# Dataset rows

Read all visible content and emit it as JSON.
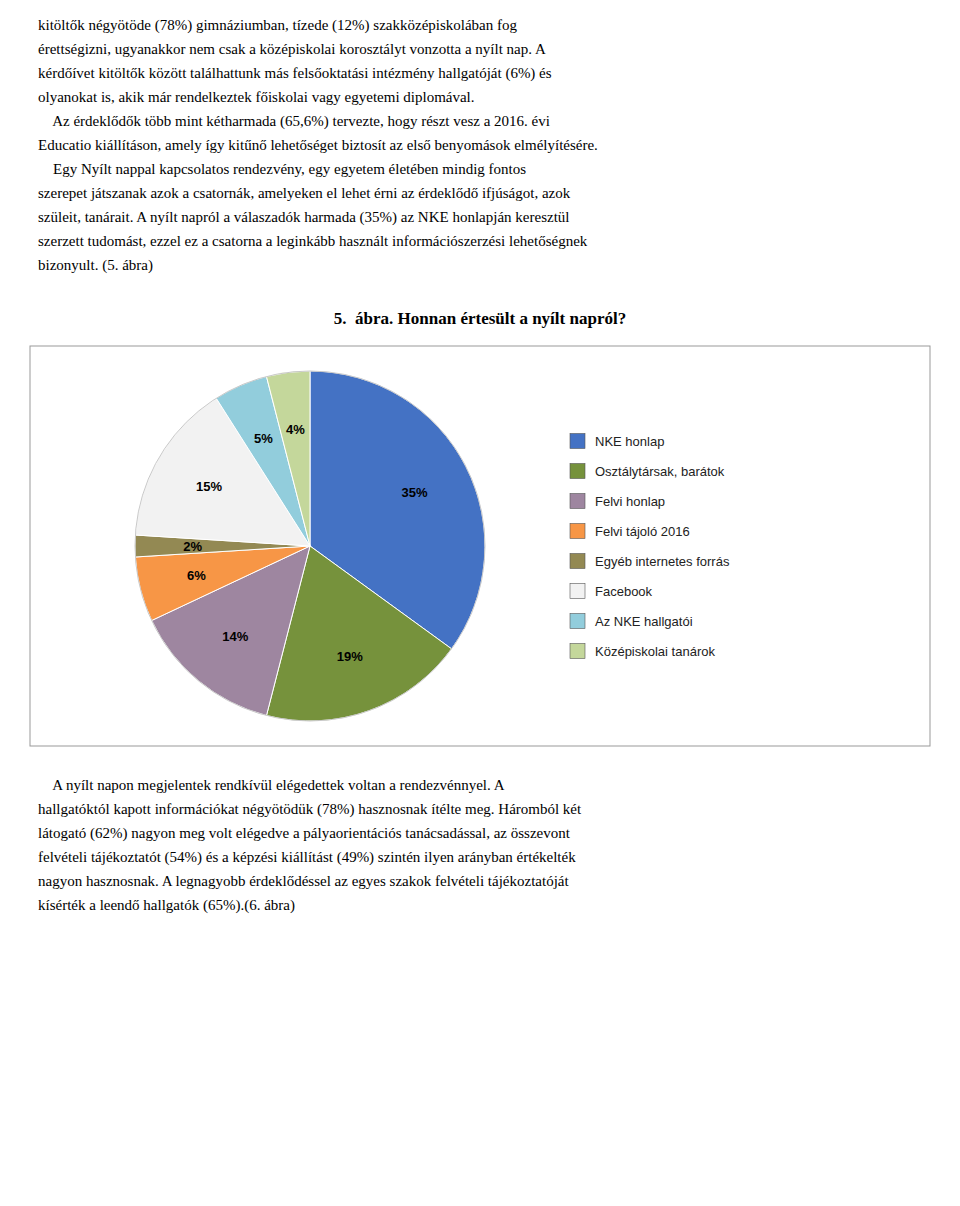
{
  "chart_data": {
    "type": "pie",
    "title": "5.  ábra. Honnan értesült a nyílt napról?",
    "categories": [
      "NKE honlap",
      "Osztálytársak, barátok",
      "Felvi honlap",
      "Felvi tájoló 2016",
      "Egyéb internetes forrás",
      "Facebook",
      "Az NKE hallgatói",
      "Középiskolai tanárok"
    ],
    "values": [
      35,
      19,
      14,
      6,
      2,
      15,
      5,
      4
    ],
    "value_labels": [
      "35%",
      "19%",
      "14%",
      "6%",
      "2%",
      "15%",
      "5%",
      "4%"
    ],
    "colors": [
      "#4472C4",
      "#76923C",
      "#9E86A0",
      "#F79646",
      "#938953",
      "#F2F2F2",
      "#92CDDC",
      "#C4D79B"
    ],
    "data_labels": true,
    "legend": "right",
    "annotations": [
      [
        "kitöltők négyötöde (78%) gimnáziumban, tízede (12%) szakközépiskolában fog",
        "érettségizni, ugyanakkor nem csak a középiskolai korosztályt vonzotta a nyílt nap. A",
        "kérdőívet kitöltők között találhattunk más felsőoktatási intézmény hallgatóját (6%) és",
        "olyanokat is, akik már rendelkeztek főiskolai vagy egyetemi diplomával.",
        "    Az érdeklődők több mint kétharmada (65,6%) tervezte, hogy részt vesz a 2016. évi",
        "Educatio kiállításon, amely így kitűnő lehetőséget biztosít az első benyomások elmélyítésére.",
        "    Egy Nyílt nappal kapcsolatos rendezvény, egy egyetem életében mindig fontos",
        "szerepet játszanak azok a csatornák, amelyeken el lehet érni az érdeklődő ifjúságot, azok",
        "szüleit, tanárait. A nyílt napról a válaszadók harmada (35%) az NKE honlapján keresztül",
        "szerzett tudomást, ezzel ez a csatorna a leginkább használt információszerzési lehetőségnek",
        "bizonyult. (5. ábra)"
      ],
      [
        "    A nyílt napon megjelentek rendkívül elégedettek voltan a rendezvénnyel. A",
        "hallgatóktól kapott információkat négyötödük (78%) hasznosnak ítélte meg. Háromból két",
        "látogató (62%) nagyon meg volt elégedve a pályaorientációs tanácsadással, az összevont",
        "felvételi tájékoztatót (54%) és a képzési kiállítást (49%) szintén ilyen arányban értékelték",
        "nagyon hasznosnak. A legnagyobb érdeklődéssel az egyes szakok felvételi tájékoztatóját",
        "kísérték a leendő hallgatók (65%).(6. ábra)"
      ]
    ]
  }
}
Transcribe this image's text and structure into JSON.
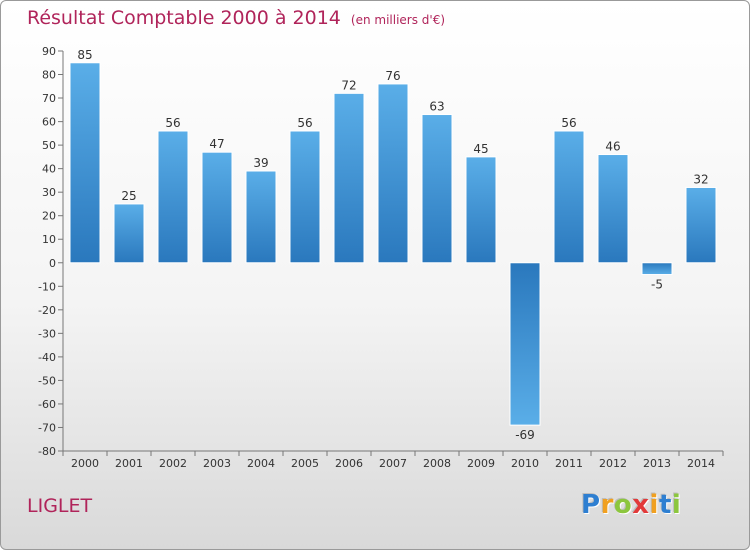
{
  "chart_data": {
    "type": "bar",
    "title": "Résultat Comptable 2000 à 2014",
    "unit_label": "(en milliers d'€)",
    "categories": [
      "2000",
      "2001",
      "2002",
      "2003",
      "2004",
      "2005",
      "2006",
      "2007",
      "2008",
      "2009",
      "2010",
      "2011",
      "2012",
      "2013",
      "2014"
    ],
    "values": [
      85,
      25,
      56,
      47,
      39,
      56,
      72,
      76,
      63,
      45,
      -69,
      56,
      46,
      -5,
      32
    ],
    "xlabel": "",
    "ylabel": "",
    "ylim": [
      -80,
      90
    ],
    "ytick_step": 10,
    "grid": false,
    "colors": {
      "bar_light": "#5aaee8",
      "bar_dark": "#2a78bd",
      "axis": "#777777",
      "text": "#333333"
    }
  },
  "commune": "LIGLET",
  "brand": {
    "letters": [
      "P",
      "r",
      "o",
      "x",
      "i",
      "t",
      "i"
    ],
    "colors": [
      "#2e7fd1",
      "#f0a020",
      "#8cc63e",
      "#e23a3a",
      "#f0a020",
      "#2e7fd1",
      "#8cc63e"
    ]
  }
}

# What you have to do
Leave the pictures out and reproduce each record exactly as written.

# Written answer
Read all visible content and emit it as JSON.
{
  "chart_data": {
    "type": "pie",
    "title": "5.  ábra. Honnan értesült a nyílt napról?",
    "categories": [
      "NKE honlap",
      "Osztálytársak, barátok",
      "Felvi honlap",
      "Felvi tájoló 2016",
      "Egyéb internetes forrás",
      "Facebook",
      "Az NKE hallgatói",
      "Középiskolai tanárok"
    ],
    "values": [
      35,
      19,
      14,
      6,
      2,
      15,
      5,
      4
    ],
    "value_labels": [
      "35%",
      "19%",
      "14%",
      "6%",
      "2%",
      "15%",
      "5%",
      "4%"
    ],
    "colors": [
      "#4472C4",
      "#76923C",
      "#9E86A0",
      "#F79646",
      "#938953",
      "#F2F2F2",
      "#92CDDC",
      "#C4D79B"
    ],
    "data_labels": true,
    "legend": "right",
    "annotations": [
      [
        "kitöltők négyötöde (78%) gimnáziumban, tízede (12%) szakközépiskolában fog",
        "érettségizni, ugyanakkor nem csak a középiskolai korosztályt vonzotta a nyílt nap. A",
        "kérdőívet kitöltők között találhattunk más felsőoktatási intézmény hallgatóját (6%) és",
        "olyanokat is, akik már rendelkeztek főiskolai vagy egyetemi diplomával.",
        "    Az érdeklődők több mint kétharmada (65,6%) tervezte, hogy részt vesz a 2016. évi",
        "Educatio kiállításon, amely így kitűnő lehetőséget biztosít az első benyomások elmélyítésére.",
        "    Egy Nyílt nappal kapcsolatos rendezvény, egy egyetem életében mindig fontos",
        "szerepet játszanak azok a csatornák, amelyeken el lehet érni az érdeklődő ifjúságot, azok",
        "szüleit, tanárait. A nyílt napról a válaszadók harmada (35%) az NKE honlapján keresztül",
        "szerzett tudomást, ezzel ez a csatorna a leginkább használt információszerzési lehetőségnek",
        "bizonyult. (5. ábra)"
      ],
      [
        "    A nyílt napon megjelentek rendkívül elégedettek voltan a rendezvénnyel. A",
        "hallgatóktól kapott információkat négyötödük (78%) hasznosnak ítélte meg. Háromból két",
        "látogató (62%) nagyon meg volt elégedve a pályaorientációs tanácsadással, az összevont",
        "felvételi tájékoztatót (54%) és a képzési kiállítást (49%) szintén ilyen arányban értékelték",
        "nagyon hasznosnak. A legnagyobb érdeklődéssel az egyes szakok felvételi tájékoztatóját",
        "kísérték a leendő hallgatók (65%).(6. ábra)"
      ]
    ]
  }
}
Transcribe this image's text and structure into JSON.
{
  "chart_data": {
    "type": "bar",
    "title": "Résultat Comptable 2000 à 2014",
    "unit_label": "(en milliers d'€)",
    "categories": [
      "2000",
      "2001",
      "2002",
      "2003",
      "2004",
      "2005",
      "2006",
      "2007",
      "2008",
      "2009",
      "2010",
      "2011",
      "2012",
      "2013",
      "2014"
    ],
    "values": [
      85,
      25,
      56,
      47,
      39,
      56,
      72,
      76,
      63,
      45,
      -69,
      56,
      46,
      -5,
      32
    ],
    "xlabel": "",
    "ylabel": "",
    "ylim": [
      -80,
      90
    ],
    "ytick_step": 10,
    "grid": false,
    "colors": {
      "bar_light": "#5aaee8",
      "bar_dark": "#2a78bd",
      "axis": "#777777",
      "text": "#333333"
    }
  },
  "commune": "LIGLET",
  "brand": {
    "letters": [
      "P",
      "r",
      "o",
      "x",
      "i",
      "t",
      "i"
    ],
    "colors": [
      "#2e7fd1",
      "#f0a020",
      "#8cc63e",
      "#e23a3a",
      "#f0a020",
      "#2e7fd1",
      "#8cc63e"
    ]
  }
}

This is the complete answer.